▶ _Brief_: From the records below, give the number of lines that contain the string "ὄψει", without any other text.

++++ Given information

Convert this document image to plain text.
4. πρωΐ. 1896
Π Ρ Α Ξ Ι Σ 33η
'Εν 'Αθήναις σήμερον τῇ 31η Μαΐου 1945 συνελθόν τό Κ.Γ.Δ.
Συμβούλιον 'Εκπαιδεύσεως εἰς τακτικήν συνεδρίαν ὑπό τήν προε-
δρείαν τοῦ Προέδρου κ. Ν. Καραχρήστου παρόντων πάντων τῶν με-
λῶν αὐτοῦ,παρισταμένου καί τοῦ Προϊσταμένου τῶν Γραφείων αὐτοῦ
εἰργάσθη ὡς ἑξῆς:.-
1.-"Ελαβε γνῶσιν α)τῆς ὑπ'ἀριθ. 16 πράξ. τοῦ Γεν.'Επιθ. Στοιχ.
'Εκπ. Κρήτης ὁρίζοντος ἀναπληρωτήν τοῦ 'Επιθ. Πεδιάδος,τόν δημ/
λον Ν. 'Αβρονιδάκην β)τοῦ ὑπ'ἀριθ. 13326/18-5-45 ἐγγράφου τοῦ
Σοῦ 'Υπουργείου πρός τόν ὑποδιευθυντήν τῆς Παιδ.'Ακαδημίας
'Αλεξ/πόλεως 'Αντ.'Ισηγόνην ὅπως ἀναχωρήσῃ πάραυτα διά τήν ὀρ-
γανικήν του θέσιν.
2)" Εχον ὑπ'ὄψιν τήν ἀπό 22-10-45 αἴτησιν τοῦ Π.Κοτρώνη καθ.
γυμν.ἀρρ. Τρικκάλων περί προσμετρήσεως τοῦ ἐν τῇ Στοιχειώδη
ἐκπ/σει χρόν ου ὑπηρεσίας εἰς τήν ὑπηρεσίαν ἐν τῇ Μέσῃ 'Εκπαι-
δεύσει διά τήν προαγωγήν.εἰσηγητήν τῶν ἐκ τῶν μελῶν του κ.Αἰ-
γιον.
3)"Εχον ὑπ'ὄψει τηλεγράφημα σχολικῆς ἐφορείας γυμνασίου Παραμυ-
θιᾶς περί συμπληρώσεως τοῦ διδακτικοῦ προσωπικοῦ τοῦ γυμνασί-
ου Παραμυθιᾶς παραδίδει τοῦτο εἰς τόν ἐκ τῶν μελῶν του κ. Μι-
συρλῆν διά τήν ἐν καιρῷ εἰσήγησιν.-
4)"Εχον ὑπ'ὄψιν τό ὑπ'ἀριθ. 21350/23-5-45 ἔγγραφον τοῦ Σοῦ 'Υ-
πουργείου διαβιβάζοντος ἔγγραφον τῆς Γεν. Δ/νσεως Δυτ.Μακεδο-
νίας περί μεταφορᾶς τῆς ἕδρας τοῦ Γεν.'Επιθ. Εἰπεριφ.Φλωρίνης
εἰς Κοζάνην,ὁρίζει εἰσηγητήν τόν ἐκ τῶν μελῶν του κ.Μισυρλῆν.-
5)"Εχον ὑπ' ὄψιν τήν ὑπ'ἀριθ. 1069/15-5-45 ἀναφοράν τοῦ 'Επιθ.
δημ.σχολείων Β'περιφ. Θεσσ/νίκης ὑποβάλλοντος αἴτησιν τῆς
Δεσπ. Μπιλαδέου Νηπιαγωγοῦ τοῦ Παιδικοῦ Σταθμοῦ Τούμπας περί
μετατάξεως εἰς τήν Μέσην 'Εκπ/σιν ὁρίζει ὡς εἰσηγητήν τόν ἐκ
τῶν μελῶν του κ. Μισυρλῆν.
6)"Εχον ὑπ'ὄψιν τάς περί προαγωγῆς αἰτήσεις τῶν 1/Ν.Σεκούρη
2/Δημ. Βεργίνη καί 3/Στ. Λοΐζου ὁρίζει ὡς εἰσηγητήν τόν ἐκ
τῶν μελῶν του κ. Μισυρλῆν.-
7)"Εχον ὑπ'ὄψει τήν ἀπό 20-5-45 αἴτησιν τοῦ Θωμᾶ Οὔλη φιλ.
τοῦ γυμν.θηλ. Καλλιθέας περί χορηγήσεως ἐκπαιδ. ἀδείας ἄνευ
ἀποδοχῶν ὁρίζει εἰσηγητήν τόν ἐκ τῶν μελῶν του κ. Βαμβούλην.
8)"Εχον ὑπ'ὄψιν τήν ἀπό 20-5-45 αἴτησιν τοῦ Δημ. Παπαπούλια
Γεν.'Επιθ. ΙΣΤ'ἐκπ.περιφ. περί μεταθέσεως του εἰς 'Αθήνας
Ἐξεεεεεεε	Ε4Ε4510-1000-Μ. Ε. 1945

++++++++

▶ _Written solution_: 2